__SET EXERCISE__: Write out the stretch of the material from its first line through the line containing "panel-title: SECURE FILES xyxy=(31,23,113,36)", reproducing each line character for character.

========

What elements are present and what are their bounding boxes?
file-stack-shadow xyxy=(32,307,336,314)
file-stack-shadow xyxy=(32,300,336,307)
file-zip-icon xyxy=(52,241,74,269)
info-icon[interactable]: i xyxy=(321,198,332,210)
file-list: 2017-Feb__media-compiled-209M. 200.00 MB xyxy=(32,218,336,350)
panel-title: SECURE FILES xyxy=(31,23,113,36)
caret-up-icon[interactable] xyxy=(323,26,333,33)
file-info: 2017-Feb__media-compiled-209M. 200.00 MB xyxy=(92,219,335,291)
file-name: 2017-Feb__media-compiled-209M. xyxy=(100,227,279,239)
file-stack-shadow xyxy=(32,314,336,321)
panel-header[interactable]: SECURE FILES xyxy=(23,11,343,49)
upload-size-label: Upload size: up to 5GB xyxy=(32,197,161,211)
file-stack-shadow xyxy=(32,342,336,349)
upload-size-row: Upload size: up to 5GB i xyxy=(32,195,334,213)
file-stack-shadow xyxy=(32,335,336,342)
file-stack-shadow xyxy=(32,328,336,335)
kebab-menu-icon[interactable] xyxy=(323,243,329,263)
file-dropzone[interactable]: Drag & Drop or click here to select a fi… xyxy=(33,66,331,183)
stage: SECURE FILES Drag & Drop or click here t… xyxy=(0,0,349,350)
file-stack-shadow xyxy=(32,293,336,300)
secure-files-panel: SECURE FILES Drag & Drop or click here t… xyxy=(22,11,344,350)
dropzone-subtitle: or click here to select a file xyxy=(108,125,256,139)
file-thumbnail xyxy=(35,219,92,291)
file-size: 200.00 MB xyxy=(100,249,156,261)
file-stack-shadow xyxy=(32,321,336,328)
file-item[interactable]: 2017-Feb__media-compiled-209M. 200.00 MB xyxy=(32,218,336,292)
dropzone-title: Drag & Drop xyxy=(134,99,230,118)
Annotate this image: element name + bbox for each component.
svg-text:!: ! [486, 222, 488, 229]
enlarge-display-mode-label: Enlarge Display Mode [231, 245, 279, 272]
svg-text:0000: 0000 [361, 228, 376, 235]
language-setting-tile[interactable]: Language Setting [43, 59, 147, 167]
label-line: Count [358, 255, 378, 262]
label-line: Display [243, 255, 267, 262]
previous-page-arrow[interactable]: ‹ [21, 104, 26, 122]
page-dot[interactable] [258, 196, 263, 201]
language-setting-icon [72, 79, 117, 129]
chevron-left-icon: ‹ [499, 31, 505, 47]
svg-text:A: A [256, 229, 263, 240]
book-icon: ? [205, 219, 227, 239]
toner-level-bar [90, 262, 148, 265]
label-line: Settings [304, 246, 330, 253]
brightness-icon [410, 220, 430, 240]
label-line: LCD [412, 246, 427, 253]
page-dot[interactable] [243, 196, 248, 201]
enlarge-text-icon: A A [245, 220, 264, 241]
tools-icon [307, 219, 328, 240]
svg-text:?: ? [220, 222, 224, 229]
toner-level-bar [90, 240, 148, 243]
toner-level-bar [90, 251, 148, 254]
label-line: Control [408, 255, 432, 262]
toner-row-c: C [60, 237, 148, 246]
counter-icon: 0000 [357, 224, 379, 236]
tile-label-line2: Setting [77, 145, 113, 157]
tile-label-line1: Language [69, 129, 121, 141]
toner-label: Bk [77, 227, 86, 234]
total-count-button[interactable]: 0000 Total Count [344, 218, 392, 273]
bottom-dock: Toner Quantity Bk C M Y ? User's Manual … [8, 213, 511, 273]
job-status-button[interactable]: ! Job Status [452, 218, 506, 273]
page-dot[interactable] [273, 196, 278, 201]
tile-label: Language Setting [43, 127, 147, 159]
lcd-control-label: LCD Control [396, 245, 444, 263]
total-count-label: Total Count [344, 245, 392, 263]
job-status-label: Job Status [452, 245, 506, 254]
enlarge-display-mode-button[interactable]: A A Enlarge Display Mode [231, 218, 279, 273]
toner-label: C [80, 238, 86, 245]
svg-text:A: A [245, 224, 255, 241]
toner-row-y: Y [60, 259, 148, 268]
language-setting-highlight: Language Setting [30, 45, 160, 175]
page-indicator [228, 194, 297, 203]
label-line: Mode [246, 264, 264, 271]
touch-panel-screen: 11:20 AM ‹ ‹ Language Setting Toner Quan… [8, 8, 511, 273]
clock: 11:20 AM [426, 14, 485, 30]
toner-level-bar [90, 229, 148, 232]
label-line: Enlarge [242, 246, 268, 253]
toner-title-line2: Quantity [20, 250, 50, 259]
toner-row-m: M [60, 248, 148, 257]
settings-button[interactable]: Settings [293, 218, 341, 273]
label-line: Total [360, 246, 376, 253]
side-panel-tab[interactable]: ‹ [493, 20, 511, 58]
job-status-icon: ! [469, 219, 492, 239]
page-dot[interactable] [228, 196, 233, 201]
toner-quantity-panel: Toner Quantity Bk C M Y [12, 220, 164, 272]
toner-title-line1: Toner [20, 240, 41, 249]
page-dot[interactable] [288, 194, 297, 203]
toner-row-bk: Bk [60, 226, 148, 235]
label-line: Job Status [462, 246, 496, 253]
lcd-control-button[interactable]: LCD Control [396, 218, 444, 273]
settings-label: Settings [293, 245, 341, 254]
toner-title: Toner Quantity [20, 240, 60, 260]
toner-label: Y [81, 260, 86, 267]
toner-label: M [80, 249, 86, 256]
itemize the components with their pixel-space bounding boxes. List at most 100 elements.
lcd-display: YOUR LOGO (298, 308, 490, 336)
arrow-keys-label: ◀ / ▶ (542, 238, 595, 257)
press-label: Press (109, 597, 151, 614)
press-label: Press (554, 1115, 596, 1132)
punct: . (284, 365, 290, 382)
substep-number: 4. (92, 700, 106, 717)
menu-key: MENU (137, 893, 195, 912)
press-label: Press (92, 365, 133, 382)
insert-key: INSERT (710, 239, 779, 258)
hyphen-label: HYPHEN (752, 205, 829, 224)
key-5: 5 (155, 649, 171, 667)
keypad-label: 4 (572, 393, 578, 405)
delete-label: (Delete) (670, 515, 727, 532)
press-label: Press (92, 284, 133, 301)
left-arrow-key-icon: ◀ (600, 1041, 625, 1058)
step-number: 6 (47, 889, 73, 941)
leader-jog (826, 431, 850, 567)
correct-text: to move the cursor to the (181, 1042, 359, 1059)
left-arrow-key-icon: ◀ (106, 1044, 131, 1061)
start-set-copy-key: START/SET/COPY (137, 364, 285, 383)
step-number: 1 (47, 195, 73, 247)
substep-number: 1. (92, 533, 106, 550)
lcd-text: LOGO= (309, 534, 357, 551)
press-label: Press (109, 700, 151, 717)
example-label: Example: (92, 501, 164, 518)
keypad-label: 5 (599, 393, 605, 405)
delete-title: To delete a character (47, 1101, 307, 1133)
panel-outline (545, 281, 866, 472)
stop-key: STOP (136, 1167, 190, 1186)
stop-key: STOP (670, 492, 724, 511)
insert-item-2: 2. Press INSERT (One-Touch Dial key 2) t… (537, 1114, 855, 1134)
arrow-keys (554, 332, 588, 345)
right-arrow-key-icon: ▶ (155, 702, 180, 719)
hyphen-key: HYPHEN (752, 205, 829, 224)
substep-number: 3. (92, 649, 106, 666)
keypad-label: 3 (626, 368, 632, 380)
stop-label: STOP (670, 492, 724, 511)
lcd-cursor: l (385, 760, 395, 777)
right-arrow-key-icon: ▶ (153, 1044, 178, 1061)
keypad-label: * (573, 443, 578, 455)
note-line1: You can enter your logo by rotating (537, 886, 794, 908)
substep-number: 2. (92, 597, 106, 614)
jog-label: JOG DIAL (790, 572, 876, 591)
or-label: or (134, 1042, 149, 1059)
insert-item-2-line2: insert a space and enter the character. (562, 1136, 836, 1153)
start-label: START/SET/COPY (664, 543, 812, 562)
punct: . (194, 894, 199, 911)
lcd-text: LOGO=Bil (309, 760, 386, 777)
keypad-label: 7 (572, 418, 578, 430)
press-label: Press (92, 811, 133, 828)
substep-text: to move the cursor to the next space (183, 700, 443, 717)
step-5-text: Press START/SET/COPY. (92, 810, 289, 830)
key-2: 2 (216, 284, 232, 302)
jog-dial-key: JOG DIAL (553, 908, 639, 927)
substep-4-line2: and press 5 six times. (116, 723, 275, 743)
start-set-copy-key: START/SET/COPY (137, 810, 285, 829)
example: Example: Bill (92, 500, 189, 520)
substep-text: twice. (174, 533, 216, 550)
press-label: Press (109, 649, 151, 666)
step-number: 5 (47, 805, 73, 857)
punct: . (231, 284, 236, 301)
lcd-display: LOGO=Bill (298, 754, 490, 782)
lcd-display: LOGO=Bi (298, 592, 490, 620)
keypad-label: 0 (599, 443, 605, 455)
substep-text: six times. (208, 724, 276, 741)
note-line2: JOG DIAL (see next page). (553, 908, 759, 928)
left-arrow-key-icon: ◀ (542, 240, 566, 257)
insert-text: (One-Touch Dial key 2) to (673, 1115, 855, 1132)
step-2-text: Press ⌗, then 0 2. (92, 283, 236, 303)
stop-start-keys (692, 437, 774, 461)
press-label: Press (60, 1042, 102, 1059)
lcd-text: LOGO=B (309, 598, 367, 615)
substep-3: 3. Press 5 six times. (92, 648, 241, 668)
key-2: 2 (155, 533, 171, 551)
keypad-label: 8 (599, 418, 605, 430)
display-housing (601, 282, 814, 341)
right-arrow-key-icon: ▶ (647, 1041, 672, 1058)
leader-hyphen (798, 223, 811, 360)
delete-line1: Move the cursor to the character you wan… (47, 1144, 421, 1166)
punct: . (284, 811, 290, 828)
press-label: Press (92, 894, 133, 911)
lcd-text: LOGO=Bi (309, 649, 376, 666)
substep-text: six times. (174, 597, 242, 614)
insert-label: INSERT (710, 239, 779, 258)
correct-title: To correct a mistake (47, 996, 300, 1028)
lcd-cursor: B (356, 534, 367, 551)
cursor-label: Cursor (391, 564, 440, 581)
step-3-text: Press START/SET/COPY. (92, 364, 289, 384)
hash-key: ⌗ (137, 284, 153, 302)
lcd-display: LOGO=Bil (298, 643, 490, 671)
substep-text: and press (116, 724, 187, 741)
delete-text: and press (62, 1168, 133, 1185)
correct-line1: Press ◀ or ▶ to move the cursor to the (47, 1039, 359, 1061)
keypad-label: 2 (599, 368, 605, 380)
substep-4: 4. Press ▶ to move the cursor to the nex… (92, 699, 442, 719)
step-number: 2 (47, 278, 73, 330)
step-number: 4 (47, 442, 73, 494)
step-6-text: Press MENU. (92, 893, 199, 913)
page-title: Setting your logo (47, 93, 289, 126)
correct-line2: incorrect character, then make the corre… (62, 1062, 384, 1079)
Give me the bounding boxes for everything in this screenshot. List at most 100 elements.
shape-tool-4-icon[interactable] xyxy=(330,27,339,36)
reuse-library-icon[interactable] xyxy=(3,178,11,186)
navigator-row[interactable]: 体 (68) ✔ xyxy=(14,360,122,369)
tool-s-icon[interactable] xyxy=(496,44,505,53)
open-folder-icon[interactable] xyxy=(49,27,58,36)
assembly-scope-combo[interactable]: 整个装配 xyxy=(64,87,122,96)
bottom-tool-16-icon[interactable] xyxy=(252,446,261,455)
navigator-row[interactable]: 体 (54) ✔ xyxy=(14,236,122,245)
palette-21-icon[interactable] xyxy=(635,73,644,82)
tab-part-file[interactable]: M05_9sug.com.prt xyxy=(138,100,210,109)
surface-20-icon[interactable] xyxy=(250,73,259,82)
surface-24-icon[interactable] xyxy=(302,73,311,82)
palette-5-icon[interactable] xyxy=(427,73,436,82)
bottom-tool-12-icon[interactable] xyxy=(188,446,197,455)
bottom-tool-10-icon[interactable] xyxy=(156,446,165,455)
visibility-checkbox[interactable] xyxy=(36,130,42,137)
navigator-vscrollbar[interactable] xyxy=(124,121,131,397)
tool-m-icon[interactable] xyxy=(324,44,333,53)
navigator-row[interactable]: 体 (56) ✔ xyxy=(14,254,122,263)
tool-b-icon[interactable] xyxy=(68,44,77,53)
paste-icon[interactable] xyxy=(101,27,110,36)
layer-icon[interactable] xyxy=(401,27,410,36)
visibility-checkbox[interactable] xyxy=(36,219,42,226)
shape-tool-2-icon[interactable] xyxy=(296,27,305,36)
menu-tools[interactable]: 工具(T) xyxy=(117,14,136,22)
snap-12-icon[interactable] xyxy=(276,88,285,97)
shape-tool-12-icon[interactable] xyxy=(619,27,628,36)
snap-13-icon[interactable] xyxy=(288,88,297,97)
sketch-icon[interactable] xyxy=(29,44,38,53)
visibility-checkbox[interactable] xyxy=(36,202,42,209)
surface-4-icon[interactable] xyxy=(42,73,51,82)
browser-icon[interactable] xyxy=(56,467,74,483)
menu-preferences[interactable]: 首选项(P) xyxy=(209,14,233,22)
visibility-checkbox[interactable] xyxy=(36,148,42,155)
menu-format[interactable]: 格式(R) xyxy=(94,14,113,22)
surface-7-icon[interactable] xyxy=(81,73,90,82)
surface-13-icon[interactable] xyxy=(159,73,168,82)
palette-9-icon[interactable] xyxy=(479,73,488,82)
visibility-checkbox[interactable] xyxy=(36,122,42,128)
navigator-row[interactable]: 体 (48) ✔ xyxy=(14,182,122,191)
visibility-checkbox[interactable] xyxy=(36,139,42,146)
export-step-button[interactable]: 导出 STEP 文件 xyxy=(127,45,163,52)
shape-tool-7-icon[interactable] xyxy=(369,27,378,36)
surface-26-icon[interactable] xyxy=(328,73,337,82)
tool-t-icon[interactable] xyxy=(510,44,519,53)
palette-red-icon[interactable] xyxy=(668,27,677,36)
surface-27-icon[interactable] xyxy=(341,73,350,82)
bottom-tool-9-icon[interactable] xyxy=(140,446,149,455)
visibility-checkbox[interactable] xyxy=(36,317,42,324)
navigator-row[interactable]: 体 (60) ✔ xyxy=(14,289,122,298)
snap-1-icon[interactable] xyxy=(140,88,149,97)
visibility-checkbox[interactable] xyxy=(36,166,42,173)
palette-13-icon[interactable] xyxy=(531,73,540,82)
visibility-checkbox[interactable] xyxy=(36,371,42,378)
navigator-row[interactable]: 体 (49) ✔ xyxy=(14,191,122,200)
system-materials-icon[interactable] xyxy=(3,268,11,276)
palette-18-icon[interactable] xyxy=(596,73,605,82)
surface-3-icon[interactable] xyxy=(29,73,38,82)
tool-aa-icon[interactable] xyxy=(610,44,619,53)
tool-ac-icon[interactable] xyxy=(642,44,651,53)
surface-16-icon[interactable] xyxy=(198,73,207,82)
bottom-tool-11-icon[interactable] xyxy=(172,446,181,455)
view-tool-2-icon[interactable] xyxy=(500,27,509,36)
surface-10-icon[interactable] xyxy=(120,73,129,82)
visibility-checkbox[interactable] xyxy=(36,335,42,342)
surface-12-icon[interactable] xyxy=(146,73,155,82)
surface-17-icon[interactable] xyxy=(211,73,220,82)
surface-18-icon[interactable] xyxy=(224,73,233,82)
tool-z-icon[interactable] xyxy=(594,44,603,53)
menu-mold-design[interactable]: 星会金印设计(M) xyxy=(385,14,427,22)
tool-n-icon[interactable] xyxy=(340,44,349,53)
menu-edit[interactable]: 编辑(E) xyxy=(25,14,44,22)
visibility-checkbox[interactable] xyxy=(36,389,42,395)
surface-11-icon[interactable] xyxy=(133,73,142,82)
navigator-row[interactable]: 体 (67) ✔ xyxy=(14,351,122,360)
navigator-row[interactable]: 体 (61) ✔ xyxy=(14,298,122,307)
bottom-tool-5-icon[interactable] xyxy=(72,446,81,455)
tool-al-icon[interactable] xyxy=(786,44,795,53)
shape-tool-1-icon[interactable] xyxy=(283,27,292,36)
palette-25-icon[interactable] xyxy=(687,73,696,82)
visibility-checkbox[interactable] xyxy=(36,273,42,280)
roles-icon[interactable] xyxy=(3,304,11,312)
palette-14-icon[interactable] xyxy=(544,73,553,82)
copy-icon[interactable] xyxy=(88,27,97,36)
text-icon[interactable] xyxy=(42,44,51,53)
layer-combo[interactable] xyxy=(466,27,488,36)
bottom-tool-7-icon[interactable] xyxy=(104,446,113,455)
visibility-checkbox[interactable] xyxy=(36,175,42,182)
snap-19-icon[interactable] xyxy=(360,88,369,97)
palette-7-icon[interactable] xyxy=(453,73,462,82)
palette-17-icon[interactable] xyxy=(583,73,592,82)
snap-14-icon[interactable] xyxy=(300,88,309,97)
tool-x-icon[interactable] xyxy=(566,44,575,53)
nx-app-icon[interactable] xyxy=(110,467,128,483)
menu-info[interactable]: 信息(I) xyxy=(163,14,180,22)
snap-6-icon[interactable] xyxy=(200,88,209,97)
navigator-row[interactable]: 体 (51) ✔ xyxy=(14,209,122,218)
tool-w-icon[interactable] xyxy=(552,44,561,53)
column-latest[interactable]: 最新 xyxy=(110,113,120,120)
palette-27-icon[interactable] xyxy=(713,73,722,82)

========

__WRITTEN RESPONSE__:
What elements are present and what are their bounding boxes?
file-stack-shadow xyxy=(32,307,336,314)
file-stack-shadow xyxy=(32,300,336,307)
file-zip-icon xyxy=(52,241,74,269)
info-icon[interactable]: i xyxy=(321,198,332,210)
file-list: 2017-Feb__media-compiled-209M. 200.00 MB xyxy=(32,218,336,350)
panel-title: SECURE FILES xyxy=(31,23,113,36)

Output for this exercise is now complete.